REQUIRED WORK: Reproduce verbatim the final portion of the material below, from the line containing "Output the underlying" through its last line, and nothing else.

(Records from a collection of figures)
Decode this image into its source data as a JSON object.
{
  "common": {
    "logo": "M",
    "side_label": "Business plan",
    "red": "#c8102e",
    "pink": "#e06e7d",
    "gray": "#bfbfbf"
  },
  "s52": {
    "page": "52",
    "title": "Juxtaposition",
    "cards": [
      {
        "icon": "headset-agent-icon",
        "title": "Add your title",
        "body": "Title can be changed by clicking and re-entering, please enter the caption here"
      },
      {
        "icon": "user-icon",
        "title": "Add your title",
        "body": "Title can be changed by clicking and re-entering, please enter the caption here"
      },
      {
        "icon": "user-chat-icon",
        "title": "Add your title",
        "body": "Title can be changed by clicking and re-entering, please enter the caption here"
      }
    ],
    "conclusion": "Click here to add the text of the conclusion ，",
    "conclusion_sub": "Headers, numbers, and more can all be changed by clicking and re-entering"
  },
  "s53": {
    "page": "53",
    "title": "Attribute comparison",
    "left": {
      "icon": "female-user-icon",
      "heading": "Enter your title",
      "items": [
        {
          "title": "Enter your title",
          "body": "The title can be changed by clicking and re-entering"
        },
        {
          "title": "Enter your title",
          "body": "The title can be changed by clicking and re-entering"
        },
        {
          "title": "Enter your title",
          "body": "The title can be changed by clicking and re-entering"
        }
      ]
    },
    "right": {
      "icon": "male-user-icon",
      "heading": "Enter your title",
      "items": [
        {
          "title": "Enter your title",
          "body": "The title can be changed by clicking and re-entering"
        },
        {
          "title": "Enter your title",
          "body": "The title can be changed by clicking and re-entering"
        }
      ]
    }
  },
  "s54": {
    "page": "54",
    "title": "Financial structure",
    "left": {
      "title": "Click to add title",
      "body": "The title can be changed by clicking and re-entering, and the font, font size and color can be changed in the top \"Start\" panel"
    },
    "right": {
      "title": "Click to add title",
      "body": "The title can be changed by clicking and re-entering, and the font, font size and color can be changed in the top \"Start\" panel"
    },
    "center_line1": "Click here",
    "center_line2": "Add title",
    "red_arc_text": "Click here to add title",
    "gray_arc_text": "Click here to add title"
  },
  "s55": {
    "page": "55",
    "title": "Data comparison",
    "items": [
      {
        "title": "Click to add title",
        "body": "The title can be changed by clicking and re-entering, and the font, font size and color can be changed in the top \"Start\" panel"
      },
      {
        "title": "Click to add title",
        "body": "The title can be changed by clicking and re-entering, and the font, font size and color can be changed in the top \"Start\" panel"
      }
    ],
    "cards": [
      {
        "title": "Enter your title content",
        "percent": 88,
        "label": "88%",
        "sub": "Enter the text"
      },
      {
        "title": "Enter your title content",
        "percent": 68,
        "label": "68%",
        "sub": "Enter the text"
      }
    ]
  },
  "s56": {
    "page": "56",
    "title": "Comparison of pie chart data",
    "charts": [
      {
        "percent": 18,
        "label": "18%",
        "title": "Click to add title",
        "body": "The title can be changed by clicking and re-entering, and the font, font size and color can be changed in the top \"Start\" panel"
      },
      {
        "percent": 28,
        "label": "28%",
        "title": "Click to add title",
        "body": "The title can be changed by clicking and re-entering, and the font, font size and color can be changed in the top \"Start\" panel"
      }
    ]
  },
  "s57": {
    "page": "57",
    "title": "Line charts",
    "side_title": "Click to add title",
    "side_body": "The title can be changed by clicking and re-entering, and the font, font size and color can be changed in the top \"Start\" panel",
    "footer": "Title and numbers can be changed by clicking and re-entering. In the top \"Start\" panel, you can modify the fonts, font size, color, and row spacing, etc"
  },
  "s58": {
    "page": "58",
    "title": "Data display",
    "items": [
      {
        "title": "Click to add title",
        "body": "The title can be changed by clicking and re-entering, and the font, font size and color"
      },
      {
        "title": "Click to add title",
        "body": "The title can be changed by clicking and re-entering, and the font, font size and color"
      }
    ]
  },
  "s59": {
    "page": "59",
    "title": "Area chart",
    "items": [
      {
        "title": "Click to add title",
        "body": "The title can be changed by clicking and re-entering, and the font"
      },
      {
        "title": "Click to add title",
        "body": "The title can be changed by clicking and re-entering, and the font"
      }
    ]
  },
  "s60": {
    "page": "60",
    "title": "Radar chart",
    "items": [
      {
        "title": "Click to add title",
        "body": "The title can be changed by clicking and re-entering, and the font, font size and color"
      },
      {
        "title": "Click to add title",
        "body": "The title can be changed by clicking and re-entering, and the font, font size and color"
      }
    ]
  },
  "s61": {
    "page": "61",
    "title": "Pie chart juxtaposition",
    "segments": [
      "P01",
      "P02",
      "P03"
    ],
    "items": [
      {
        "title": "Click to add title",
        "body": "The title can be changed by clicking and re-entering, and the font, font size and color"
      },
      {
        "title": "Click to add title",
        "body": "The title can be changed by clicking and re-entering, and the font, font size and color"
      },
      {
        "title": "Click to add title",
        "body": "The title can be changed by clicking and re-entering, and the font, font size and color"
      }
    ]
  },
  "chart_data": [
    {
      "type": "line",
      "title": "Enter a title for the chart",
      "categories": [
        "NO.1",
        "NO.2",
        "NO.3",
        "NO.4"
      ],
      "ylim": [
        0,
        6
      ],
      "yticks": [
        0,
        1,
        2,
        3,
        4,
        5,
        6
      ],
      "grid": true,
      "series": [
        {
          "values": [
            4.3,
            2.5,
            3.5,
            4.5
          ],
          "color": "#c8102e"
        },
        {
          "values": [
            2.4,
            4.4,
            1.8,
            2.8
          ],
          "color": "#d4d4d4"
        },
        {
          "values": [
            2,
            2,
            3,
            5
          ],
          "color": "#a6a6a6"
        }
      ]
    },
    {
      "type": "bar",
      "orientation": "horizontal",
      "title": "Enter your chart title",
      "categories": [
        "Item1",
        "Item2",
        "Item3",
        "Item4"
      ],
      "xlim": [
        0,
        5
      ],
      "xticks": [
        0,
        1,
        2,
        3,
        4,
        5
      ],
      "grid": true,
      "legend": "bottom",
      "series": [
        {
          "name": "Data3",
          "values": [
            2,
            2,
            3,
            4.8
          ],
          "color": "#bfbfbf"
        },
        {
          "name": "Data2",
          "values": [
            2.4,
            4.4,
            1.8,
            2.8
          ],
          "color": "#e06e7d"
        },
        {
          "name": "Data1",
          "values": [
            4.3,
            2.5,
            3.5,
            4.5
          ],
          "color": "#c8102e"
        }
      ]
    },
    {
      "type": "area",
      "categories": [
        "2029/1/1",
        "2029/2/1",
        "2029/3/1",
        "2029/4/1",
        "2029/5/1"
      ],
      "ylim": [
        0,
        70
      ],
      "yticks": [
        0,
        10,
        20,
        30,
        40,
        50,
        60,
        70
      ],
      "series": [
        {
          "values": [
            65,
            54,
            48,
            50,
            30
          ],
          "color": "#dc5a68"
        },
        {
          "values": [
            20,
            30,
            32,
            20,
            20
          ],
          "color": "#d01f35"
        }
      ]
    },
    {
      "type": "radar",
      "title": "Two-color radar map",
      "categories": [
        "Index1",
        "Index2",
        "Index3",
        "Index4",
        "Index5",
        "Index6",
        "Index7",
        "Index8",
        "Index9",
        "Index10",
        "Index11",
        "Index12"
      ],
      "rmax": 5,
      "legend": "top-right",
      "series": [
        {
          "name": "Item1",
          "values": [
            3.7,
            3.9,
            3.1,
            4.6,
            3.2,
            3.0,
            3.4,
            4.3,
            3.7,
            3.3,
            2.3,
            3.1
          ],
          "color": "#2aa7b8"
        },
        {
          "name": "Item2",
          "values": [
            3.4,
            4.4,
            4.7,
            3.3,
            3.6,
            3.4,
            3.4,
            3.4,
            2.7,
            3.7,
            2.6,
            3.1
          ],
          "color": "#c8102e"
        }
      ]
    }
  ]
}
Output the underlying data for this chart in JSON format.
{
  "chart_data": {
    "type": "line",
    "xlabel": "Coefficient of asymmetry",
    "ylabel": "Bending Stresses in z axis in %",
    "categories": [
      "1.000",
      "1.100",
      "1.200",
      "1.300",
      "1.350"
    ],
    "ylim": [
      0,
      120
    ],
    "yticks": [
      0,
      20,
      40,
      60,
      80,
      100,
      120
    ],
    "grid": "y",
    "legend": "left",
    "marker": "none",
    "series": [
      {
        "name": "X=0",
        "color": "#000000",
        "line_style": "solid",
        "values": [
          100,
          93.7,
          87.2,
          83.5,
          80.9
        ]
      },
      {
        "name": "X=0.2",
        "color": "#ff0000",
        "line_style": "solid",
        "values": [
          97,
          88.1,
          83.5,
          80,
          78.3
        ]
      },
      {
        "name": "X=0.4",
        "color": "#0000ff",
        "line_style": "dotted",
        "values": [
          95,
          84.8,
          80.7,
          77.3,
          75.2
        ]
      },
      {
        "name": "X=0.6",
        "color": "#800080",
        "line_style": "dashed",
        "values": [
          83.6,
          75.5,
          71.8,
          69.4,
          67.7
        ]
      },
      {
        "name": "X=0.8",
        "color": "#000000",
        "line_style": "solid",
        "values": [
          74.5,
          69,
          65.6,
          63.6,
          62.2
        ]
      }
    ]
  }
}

RESULT OF THE TASK:
Output the underlying data for this chart in JSON format.
{
  "chart_data": {
    "type": "line",
    "xlabel": "Coefficient of asymmetry",
    "ylabel": "Bending Stresses in z axis in %",
    "categories": [
      "1.000",
      "1.100",
      "1.200",
      "1.300",
      "1.350"
    ],
    "ylim": [
      0,
      120
    ],
    "yticks": [
      0,
      20,
      40,
      60,
      80,
      100,
      120
    ],
    "grid": "y",
    "legend": "left",
    "marker": "none",
    "series": [
      {
        "name": "X=0",
        "color": "#000000",
        "line_style": "solid",
        "values": [
          100,
          93.7,
          87.2,
          83.5,
          80.9
        ]
      },
      {
        "name": "X=0.2",
        "color": "#ff0000",
        "line_style": "solid",
        "values": [
          97,
          88.1,
          83.5,
          80,
          78.3
        ]
      },
      {
        "name": "X=0.4",
        "color": "#0000ff",
        "line_style": "dotted",
        "values": [
          95,
          84.8,
          80.7,
          77.3,
          75.2
        ]
      },
      {
        "name": "X=0.6",
        "color": "#800080",
        "line_style": "dashed",
        "values": [
          83.6,
          75.5,
          71.8,
          69.4,
          67.7
        ]
      },
      {
        "name": "X=0.8",
        "color": "#000000",
        "line_style": "solid",
        "values": [
          74.5,
          69,
          65.6,
          63.6,
          62.2
        ]
      }
    ]
  }
}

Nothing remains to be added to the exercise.